> _Request_
Answer these from the discussion about disgust and homophobia below:
1. What age does the commenter who cites Henry Adams's studies give for themselves?
2. At what institution is that Henry Adams described as a professor?
3. In which movie is the character Marsellus said to be raped?

> _Source passage_
No, I think lots of guys find it disgusting regardless of how they were raised. I’m not saying we’re born with a natural disgust towards homosexuality. I’m just saying that when it comes to certain types of sexual acts/behavior some people are going to like seeing some things, some people aren’t going to like seeing others.
I’ve never really like porn or watched porn movies. I mostly only know about facials because of the internet and random chatter I’ve heard in my life. Again I was just using it as an example and I picked it because a lot of the other “non-mainstream” sex acts out there were, IMO a bit too extreme to use as an example.
That’s the only point I was making. That that separator seat doesn’t = a rift created by the evil forces of homophobia, I’ll admit that can certainly be one of the reasons. But just think it’s incorrect to just assume that.
You think then that it’s only ‘natural’ (your word) and understandable that some people find two men consentually (and romantically) kissing (no tongue) more worthy of audible disgust than to see a woman sticking a needle filled with heroin into her thigh, or a man being kicked and beaten by three muggers, or police forcing a filthy homeless woman out of her cardboard box, etc.? If so, then I must look with bemused and visibly disgusted eyes at your values.
Of course it’s at such times that I think of Henry Adams’s studies (the U of GA professor, not the John Adams descendant/author) on homophobia and the findings therein (that the most vocally homophobic of the study participants were more aroused by gay porn and the less aroused by straight porn than the participants who identified as tolerant) and take some tiny measure of satisfaction. But what really sickens me is that I’m 39, I’m intelligent, I’m capable of reasonable physical self defense and more than reasonable rhetorical self defense with these people, but seeing the poor closeted or non-closeted teenagers and 20 somethings and knowing what it does to them and their self esteem to be told by visceral reaction that their love is more disgusting than violence, drug abuse, etc.- I become less than forgiving of the “natural” disgust.
I’ve noticed what Capybara mentioned also about the way male on male rape is seen as just intrinsically more brutal and disgusting a violation than male-female rape, when both involve the sexual penetration of another person by force and against their will. Disgusting how Marsellus, an extremely unlikable and unsympathetic character, being anally raped caused more visceral reaction among the men in the theater when I watched Pulp Fiction than the little girl being raped caused when I watched Time to Kill. People are so… fucking stupid and uneven.
PS- Because of the higher than usual number of black audience members and middle aged couples, I’m guessing that the fact the movie had a multiracial cast, a “rock opera” reputation, urban setting, etc., was the draw to people who didn’t know the storyline involved gays and transgendered folk. Plus there’s Rosario Dawson and lesbians for those who have no interest in muticultural rock opera. (I find Rosario Dawson insanely hot, incidentally, as well as the actress who plays Joanne- very odd considering my default predilections.)

> _Data block_
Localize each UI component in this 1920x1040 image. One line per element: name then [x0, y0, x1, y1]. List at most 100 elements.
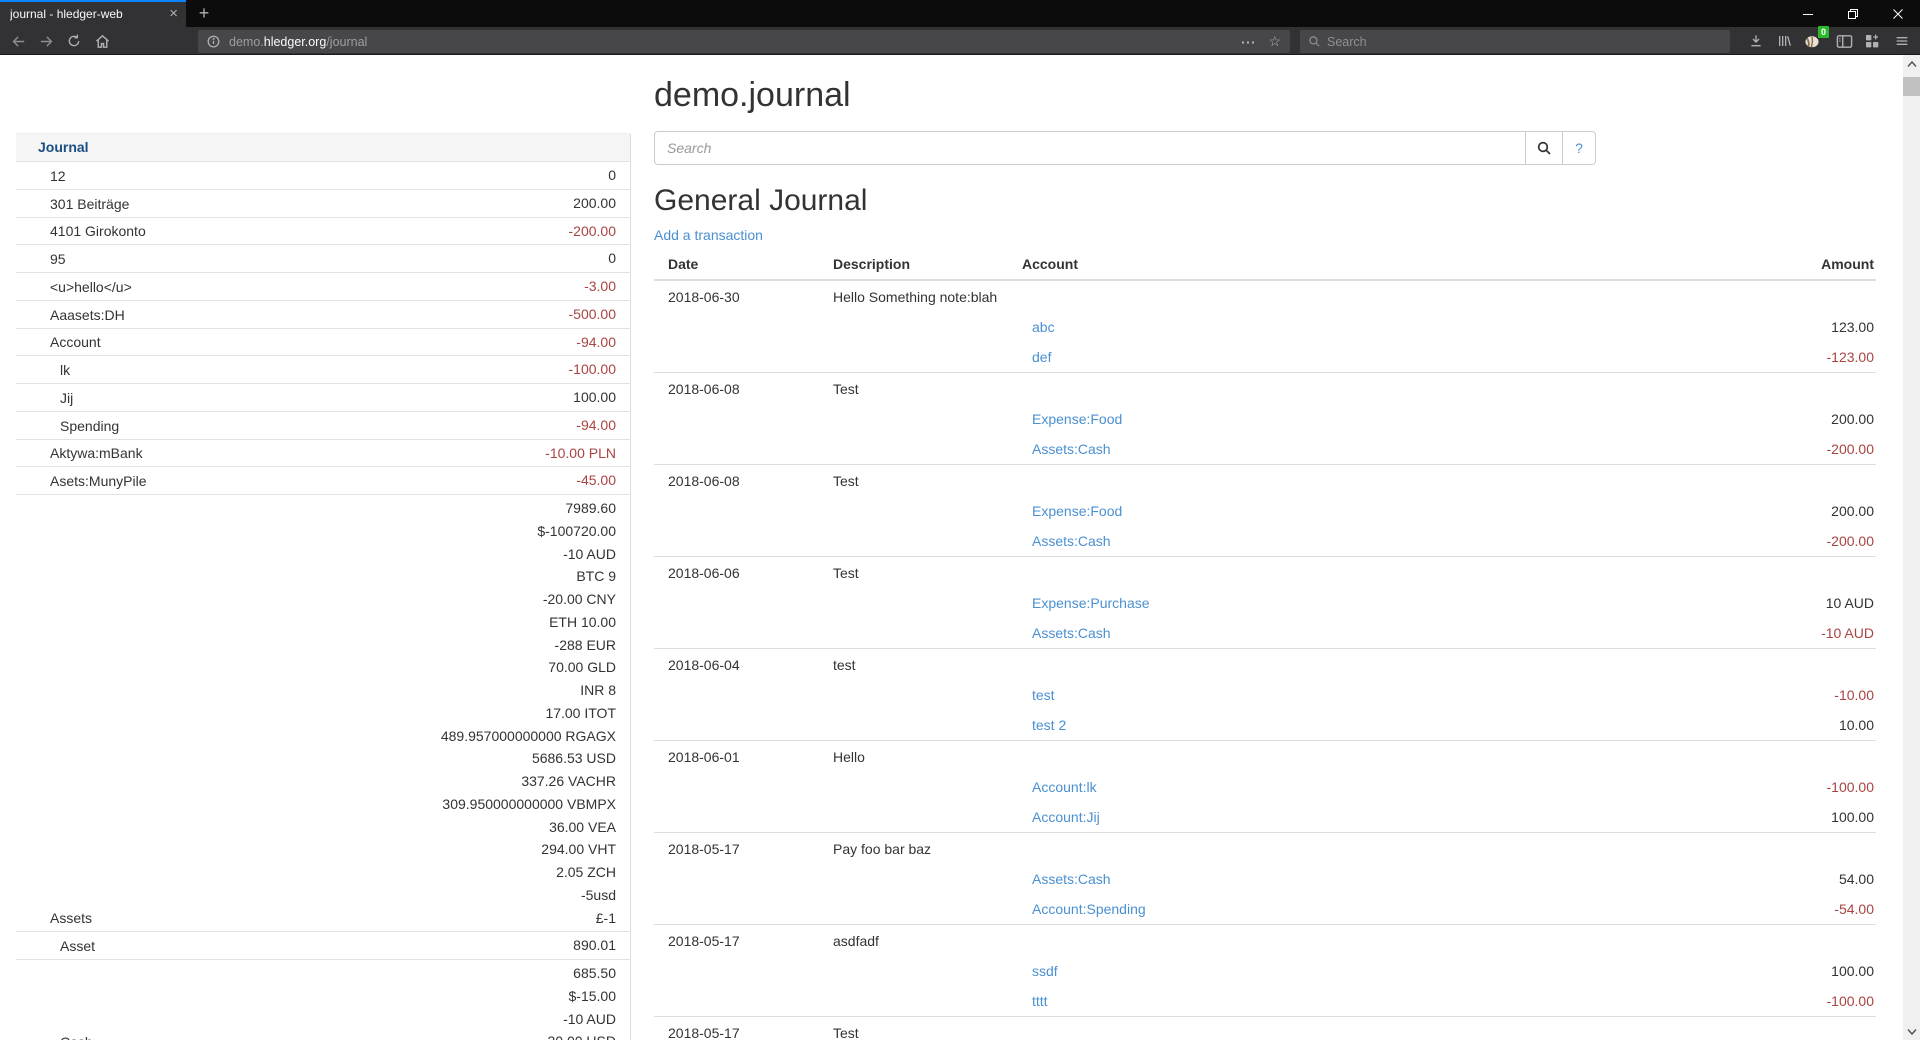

> _Solution to the exercise_
1. 39
2. The U of GA
3. Pulp Fiction